▶ _Work instructions_:
Filter the records below for the word "hjelpe". Copy each line that holds it.

A block of data
------------------------------------------------------------
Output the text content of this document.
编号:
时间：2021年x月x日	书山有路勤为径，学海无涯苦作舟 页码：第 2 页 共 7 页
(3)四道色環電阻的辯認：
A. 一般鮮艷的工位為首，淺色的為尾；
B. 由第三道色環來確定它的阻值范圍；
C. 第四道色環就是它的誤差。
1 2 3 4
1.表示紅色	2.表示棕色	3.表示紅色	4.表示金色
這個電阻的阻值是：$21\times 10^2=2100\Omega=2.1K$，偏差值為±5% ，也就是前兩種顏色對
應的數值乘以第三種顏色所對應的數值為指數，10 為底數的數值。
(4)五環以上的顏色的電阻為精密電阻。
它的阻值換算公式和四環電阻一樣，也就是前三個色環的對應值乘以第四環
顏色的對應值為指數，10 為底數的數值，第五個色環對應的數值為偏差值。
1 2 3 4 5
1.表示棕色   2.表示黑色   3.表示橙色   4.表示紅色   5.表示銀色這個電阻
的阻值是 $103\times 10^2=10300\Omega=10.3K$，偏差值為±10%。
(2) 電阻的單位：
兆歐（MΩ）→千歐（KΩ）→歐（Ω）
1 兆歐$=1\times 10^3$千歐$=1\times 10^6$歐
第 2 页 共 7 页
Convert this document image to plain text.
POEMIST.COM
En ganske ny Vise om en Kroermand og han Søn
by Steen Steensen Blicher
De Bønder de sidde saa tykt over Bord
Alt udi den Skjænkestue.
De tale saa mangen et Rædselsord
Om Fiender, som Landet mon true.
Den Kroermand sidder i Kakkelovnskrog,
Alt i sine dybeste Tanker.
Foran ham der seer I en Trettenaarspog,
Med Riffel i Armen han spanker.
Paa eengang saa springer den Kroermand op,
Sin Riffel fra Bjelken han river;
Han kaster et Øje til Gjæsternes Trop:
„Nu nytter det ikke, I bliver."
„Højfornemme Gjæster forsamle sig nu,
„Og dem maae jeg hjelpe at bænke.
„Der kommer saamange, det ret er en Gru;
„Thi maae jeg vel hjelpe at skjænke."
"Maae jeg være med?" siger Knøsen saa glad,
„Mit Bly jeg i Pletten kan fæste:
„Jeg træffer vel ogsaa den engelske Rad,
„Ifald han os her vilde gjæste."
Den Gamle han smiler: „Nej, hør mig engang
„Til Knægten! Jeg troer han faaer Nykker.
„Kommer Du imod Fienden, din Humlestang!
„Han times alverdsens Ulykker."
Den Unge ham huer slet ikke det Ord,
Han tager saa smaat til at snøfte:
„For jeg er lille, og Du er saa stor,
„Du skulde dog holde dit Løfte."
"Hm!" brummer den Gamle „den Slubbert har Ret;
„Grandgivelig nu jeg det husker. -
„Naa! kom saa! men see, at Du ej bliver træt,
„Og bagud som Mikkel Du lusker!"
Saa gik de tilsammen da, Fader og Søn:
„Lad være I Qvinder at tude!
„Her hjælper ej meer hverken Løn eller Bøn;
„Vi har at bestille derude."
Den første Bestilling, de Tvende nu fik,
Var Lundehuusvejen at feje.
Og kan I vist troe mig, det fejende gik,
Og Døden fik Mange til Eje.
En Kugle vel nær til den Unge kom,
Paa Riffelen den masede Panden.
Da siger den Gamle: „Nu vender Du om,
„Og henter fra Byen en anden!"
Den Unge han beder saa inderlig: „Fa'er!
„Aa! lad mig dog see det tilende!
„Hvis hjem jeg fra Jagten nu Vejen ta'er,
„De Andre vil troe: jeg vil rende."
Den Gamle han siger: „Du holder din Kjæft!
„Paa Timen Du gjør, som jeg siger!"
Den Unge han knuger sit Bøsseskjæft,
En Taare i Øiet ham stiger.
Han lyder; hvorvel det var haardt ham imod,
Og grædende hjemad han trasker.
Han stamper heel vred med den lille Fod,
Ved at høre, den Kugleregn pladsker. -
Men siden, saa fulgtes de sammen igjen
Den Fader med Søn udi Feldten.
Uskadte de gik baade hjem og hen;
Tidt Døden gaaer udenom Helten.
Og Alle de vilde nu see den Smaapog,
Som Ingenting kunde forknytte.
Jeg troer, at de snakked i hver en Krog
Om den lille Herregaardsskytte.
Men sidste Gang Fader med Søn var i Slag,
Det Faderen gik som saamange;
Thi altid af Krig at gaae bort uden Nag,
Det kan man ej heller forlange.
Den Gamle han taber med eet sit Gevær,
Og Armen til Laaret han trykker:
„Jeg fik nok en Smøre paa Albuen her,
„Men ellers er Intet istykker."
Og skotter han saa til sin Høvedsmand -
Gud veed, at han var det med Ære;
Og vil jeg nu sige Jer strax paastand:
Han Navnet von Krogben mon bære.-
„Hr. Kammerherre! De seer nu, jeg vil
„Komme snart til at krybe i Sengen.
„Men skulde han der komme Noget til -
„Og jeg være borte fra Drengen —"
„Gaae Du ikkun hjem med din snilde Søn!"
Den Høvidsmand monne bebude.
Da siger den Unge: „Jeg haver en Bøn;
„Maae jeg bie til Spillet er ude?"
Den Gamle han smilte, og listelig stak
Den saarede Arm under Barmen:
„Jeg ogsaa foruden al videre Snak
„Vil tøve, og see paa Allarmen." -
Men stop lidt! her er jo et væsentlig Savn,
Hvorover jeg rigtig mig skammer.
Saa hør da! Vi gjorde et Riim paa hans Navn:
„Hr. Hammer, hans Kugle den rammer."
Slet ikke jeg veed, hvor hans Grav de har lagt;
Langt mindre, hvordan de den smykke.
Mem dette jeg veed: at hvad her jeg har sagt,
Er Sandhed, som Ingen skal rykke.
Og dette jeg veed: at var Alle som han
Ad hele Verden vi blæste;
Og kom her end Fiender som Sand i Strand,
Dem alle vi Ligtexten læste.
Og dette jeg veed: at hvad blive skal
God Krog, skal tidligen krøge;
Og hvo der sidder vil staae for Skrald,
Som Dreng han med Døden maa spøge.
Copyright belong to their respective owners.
------------------------------------------------------------
▶ _Response to the task_:
„Og dem maae jeg hjelpe at bænke.
„Thi maae jeg vel hjelpe at skjænke."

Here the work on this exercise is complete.